▸ **PROMPT**: Retype the records that come next, word for word.

▸ **INPUT MATERIAL**:
▼

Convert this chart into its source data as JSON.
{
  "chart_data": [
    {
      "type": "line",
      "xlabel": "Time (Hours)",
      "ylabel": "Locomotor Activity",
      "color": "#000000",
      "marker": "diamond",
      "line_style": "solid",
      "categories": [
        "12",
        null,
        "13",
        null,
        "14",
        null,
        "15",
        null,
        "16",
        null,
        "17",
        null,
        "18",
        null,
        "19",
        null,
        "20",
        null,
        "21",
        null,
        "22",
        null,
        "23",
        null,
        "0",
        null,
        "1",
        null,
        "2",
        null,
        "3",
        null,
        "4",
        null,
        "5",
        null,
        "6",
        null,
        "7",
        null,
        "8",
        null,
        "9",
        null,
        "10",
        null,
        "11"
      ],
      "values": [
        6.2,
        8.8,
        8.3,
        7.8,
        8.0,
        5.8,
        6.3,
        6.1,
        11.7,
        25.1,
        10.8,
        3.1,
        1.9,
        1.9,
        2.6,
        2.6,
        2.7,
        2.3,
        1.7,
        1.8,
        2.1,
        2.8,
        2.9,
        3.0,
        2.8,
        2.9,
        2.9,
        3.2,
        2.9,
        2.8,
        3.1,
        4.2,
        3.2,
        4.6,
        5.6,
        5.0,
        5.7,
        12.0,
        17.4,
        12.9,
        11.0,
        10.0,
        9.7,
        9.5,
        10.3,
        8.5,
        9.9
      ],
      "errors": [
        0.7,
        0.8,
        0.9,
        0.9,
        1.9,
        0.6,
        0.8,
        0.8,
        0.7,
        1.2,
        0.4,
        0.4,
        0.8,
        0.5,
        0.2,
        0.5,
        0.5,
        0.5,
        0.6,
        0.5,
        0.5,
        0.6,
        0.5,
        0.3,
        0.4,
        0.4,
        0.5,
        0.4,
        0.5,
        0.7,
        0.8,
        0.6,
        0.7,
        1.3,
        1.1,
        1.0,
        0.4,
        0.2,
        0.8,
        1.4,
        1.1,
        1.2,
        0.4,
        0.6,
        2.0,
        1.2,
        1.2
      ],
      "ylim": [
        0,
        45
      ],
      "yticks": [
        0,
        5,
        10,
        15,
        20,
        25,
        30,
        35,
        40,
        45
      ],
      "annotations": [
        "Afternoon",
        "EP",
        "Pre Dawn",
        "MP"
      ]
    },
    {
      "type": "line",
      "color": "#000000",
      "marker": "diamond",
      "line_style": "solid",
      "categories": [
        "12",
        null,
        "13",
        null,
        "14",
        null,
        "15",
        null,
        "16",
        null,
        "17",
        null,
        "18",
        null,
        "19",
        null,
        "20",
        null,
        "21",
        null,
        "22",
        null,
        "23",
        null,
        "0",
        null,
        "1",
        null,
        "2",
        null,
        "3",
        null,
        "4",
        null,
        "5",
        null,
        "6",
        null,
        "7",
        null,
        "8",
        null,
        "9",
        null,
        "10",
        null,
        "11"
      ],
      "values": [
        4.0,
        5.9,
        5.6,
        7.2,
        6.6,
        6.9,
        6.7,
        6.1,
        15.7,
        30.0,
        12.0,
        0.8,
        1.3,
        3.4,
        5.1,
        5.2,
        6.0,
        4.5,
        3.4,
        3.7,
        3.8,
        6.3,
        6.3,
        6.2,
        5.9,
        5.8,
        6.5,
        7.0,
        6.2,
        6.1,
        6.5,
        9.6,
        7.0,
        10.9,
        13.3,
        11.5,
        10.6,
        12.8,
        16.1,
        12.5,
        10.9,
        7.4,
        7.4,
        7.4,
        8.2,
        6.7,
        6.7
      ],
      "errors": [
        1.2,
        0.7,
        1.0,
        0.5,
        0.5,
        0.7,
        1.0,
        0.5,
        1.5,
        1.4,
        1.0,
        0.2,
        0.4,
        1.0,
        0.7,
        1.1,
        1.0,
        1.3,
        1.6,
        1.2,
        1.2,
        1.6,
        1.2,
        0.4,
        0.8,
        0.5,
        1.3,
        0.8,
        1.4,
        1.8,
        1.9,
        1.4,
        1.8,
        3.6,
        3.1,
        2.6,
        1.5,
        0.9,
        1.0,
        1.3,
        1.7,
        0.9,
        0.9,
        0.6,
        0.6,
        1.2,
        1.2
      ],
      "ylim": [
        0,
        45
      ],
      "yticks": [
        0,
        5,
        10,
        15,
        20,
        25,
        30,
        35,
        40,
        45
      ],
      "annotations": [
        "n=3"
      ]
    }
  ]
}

▲

▸ **REPLY TO THE EXERCISE**:
Convert this chart into its source data as JSON.
{
  "chart_data": [
    {
      "type": "line",
      "xlabel": "Time (Hours)",
      "ylabel": "Locomotor Activity",
      "color": "#000000",
      "marker": "diamond",
      "line_style": "solid",
      "categories": [
        "12",
        null,
        "13",
        null,
        "14",
        null,
        "15",
        null,
        "16",
        null,
        "17",
        null,
        "18",
        null,
        "19",
        null,
        "20",
        null,
        "21",
        null,
        "22",
        null,
        "23",
        null,
        "0",
        null,
        "1",
        null,
        "2",
        null,
        "3",
        null,
        "4",
        null,
        "5",
        null,
        "6",
        null,
        "7",
        null,
        "8",
        null,
        "9",
        null,
        "10",
        null,
        "11"
      ],
      "values": [
        6.2,
        8.8,
        8.3,
        7.8,
        8.0,
        5.8,
        6.3,
        6.1,
        11.7,
        25.1,
        10.8,
        3.1,
        1.9,
        1.9,
        2.6,
        2.6,
        2.7,
        2.3,
        1.7,
        1.8,
        2.1,
        2.8,
        2.9,
        3.0,
        2.8,
        2.9,
        2.9,
        3.2,
        2.9,
        2.8,
        3.1,
        4.2,
        3.2,
        4.6,
        5.6,
        5.0,
        5.7,
        12.0,
        17.4,
        12.9,
        11.0,
        10.0,
        9.7,
        9.5,
        10.3,
        8.5,
        9.9
      ],
      "errors": [
        0.7,
        0.8,
        0.9,
        0.9,
        1.9,
        0.6,
        0.8,
        0.8,
        0.7,
        1.2,
        0.4,
        0.4,
        0.8,
        0.5,
        0.2,
        0.5,
        0.5,
        0.5,
        0.6,
        0.5,
        0.5,
        0.6,
        0.5,
        0.3,
        0.4,
        0.4,
        0.5,
        0.4,
        0.5,
        0.7,
        0.8,
        0.6,
        0.7,
        1.3,
        1.1,
        1.0,
        0.4,
        0.2,
        0.8,
        1.4,
        1.1,
        1.2,
        0.4,
        0.6,
        2.0,
        1.2,
        1.2
      ],
      "ylim": [
        0,
        45
      ],
      "yticks": [
        0,
        5,
        10,
        15,
        20,
        25,
        30,
        35,
        40,
        45
      ],
      "annotations": [
        "Afternoon",
        "EP",
        "Pre Dawn",
        "MP"
      ]
    },
    {
      "type": "line",
      "color": "#000000",
      "marker": "diamond",
      "line_style": "solid",
      "categories": [
        "12",
        null,
        "13",
        null,
        "14",
        null,
        "15",
        null,
        "16",
        null,
        "17",
        null,
        "18",
        null,
        "19",
        null,
        "20",
        null,
        "21",
        null,
        "22",
        null,
        "23",
        null,
        "0",
        null,
        "1",
        null,
        "2",
        null,
        "3",
        null,
        "4",
        null,
        "5",
        null,
        "6",
        null,
        "7",
        null,
        "8",
        null,
        "9",
        null,
        "10",
        null,
        "11"
      ],
      "values": [
        4.0,
        5.9,
        5.6,
        7.2,
        6.6,
        6.9,
        6.7,
        6.1,
        15.7,
        30.0,
        12.0,
        0.8,
        1.3,
        3.4,
        5.1,
        5.2,
        6.0,
        4.5,
        3.4,
        3.7,
        3.8,
        6.3,
        6.3,
        6.2,
        5.9,
        5.8,
        6.5,
        7.0,
        6.2,
        6.1,
        6.5,
        9.6,
        7.0,
        10.9,
        13.3,
        11.5,
        10.6,
        12.8,
        16.1,
        12.5,
        10.9,
        7.4,
        7.4,
        7.4,
        8.2,
        6.7,
        6.7
      ],
      "errors": [
        1.2,
        0.7,
        1.0,
        0.5,
        0.5,
        0.7,
        1.0,
        0.5,
        1.5,
        1.4,
        1.0,
        0.2,
        0.4,
        1.0,
        0.7,
        1.1,
        1.0,
        1.3,
        1.6,
        1.2,
        1.2,
        1.6,
        1.2,
        0.4,
        0.8,
        0.5,
        1.3,
        0.8,
        1.4,
        1.8,
        1.9,
        1.4,
        1.8,
        3.6,
        3.1,
        2.6,
        1.5,
        0.9,
        1.0,
        1.3,
        1.7,
        0.9,
        0.9,
        0.6,
        0.6,
        1.2,
        1.2
      ],
      "ylim": [
        0,
        45
      ],
      "yticks": [
        0,
        5,
        10,
        15,
        20,
        25,
        30,
        35,
        40,
        45
      ],
      "annotations": [
        "n=3"
      ]
    }
  ]
}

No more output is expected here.